**EXTRAIT À ÉTUDIER:**

§

Votre dernière leçon au Collège de France enchaîne dans un seul souffle la trajectoire de l'histoire de l'univers à douze ou treize milliards d'années, celle de l'histoire de la terre à cinq milliards d'années, celle de la matière vivante à quatre milliards d'années, marquées par la bifurcation qui sépare la branche des préhumains de celle des préchimpanzés, nos cousins les plus proches, il y a dix millions d'années. De ces préhumains, vous faites rencontrer une belle collection, en Afrique tropicale, dont cinq ont été reconnus par vos soins. L'apparition du genre Homo, entre 3 et 2,5 millions d'années, dans cette même Afrique tropicale, a son origine dans une crise climatique que vous avez mise en évidence. Rafraîchisement global et coup de sécheresse locale obligent toute la faune à s'adapter. La réponse humaine, dites-vous, est une dissuasion intellectuelle et non pas simplement physique. Cet hominidé dont on trouve les restes a un cerveau plus gros et plus compliqué que ses prédécesseurs : il est certainement plus inventif face aux prédateurs.

Commence alors la trajectoire de la matière pensante. La naissance d'une conscience humaine se révèle à nous par les premiers objets fabriqués : des pierres taillées. Elles sont le premier signe d'une histoire culturelle qui débute. Dès lors l'homme se déplace vers d'autres terres. Vous pensez que c'est l'espèce Homo abilis qui migre ainsi, et le plus récentes découvertes vous ont donné raison. Vous soulignez aussi qu'ensuite la lignée humaine pourrait bien être plus diversifiée qu'on ne l'a cru. Mais finalement l'Homo sapiens supplante les autres espèces et se répand en Amérique, en Australie et dans les îles du Pacifique. Vous insistez particulièrement sur ce que vous appelez « le point d'inversion des vitesses », autour de cent mille ans, quand la rapidité du changement culturel dépasse celle du changement naturel. Ce point marque à vos yeux l'avènement de la liberté et de la responsabilité, la possibilité d'agir face au changement climatique au lieu de la subir simplement.

§

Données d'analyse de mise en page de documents
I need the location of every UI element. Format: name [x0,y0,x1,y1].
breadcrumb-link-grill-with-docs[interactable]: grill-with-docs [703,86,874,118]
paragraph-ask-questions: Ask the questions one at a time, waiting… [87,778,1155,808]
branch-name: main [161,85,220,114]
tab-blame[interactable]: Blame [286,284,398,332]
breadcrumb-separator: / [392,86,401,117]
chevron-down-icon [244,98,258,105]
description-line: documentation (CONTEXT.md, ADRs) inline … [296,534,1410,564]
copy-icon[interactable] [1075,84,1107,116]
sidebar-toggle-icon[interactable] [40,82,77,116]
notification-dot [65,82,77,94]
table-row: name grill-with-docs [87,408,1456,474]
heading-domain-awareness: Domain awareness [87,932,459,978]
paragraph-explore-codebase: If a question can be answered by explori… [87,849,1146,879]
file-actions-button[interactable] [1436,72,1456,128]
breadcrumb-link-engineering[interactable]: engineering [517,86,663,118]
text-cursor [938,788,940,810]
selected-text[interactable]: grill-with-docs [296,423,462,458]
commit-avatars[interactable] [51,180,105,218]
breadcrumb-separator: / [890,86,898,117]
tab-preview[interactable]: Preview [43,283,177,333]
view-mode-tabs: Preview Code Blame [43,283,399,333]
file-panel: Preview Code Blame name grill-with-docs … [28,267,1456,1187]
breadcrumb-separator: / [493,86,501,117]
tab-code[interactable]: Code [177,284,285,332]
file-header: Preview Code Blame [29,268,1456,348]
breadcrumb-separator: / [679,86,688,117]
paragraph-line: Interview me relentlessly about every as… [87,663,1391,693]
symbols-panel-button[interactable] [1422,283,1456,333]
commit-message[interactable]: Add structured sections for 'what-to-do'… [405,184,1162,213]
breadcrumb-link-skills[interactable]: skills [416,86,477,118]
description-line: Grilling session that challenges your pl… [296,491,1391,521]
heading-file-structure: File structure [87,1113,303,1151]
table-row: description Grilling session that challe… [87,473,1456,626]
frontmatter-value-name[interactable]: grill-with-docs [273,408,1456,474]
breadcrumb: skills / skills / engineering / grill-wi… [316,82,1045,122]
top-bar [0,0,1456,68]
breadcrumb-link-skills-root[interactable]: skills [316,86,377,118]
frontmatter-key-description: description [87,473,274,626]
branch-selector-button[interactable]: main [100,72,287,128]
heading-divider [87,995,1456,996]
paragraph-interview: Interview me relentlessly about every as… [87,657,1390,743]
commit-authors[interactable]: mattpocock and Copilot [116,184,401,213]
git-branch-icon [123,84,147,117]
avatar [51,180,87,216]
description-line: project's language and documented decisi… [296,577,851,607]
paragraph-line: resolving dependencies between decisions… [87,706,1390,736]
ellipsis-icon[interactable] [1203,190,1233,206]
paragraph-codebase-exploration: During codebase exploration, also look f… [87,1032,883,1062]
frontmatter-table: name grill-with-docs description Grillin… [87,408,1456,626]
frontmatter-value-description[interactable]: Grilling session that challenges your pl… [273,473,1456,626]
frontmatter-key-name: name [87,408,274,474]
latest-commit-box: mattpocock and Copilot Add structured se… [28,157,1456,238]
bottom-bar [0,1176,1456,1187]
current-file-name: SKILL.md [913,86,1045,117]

§

**CONSIGNE:** Pour chaque affirmation ci-dessous, dites par oui ou par non si elle concorde avec l'extrait, en citant mot pour mot les termes de l'extrait qui le montrent : (a) la séparation entre la branche des préhumains et celle des préchimpanzés remonte à dix millions d'années ; (b) la réponse humaine à la crise climatique est seulement physique ; (c) le « point d'inversion des vitesses » se situe autour d'un million d'années.

**RÉPONSE RÉDIGÉE:**
(a) Oui : « la bifurcation qui sépare la branche des préhumains de celle des préchimpanzés, nos cousins les plus proches, il y a dix millions d'années ».
(b) Non : « La réponse humaine, dites-vous, est une dissuasion intellectuelle et non pas simplement physique ».
(c) Non : « le point d'inversion des vitesses », autour de cent mille ans ».